**What this task involves**
Print all records exactly, leaving nothing out.
— START —
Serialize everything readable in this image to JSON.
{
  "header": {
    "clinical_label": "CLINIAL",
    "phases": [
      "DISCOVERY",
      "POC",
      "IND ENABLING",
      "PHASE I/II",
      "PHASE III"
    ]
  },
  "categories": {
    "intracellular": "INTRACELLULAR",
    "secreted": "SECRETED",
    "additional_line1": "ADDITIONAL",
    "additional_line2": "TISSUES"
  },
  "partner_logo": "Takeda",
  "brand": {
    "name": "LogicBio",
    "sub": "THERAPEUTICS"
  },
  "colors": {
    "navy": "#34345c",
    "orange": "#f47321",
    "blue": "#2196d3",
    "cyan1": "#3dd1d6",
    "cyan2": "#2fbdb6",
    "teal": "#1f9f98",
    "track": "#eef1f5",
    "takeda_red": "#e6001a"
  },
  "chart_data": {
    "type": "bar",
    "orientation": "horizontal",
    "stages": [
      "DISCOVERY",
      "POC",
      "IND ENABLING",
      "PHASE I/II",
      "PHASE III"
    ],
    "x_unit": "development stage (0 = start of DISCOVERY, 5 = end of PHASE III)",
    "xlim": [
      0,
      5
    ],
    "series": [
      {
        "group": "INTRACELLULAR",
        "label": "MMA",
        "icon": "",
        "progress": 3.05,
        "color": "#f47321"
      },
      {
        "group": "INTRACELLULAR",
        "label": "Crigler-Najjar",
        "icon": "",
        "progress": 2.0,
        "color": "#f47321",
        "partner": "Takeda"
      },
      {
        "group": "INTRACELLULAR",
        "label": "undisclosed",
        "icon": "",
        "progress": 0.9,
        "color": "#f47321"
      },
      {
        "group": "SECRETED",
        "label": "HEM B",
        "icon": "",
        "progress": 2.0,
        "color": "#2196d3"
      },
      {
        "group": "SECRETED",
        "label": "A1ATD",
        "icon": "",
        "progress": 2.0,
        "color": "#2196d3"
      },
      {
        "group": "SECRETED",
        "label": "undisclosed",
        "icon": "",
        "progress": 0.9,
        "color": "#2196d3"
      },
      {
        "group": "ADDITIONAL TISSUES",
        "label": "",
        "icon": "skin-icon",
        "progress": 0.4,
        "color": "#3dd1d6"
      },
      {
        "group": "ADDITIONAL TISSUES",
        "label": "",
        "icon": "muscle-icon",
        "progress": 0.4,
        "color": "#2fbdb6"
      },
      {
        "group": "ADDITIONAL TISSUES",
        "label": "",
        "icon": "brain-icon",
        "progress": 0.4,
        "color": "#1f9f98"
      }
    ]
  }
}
— END —
**Correct output**
Serialize everything readable in this image to JSON.
{
  "header": {
    "clinical_label": "CLINIAL",
    "phases": [
      "DISCOVERY",
      "POC",
      "IND ENABLING",
      "PHASE I/II",
      "PHASE III"
    ]
  },
  "categories": {
    "intracellular": "INTRACELLULAR",
    "secreted": "SECRETED",
    "additional_line1": "ADDITIONAL",
    "additional_line2": "TISSUES"
  },
  "partner_logo": "Takeda",
  "brand": {
    "name": "LogicBio",
    "sub": "THERAPEUTICS"
  },
  "colors": {
    "navy": "#34345c",
    "orange": "#f47321",
    "blue": "#2196d3",
    "cyan1": "#3dd1d6",
    "cyan2": "#2fbdb6",
    "teal": "#1f9f98",
    "track": "#eef1f5",
    "takeda_red": "#e6001a"
  },
  "chart_data": {
    "type": "bar",
    "orientation": "horizontal",
    "stages": [
      "DISCOVERY",
      "POC",
      "IND ENABLING",
      "PHASE I/II",
      "PHASE III"
    ],
    "x_unit": "development stage (0 = start of DISCOVERY, 5 = end of PHASE III)",
    "xlim": [
      0,
      5
    ],
    "series": [
      {
        "group": "INTRACELLULAR",
        "label": "MMA",
        "icon": "",
        "progress": 3.05,
        "color": "#f47321"
      },
      {
        "group": "INTRACELLULAR",
        "label": "Crigler-Najjar",
        "icon": "",
        "progress": 2.0,
        "color": "#f47321",
        "partner": "Takeda"
      },
      {
        "group": "INTRACELLULAR",
        "label": "undisclosed",
        "icon": "",
        "progress": 0.9,
        "color": "#f47321"
      },
      {
        "group": "SECRETED",
        "label": "HEM B",
        "icon": "",
        "progress": 2.0,
        "color": "#2196d3"
      },
      {
        "group": "SECRETED",
        "label": "A1ATD",
        "icon": "",
        "progress": 2.0,
        "color": "#2196d3"
      },
      {
        "group": "SECRETED",
        "label": "undisclosed",
        "icon": "",
        "progress": 0.9,
        "color": "#2196d3"
      },
      {
        "group": "ADDITIONAL TISSUES",
        "label": "",
        "icon": "skin-icon",
        "progress": 0.4,
        "color": "#3dd1d6"
      },
      {
        "group": "ADDITIONAL TISSUES",
        "label": "",
        "icon": "muscle-icon",
        "progress": 0.4,
        "color": "#2fbdb6"
      },
      {
        "group": "ADDITIONAL TISSUES",
        "label": "",
        "icon": "brain-icon",
        "progress": 0.4,
        "color": "#1f9f98"
      }
    ]
  }
}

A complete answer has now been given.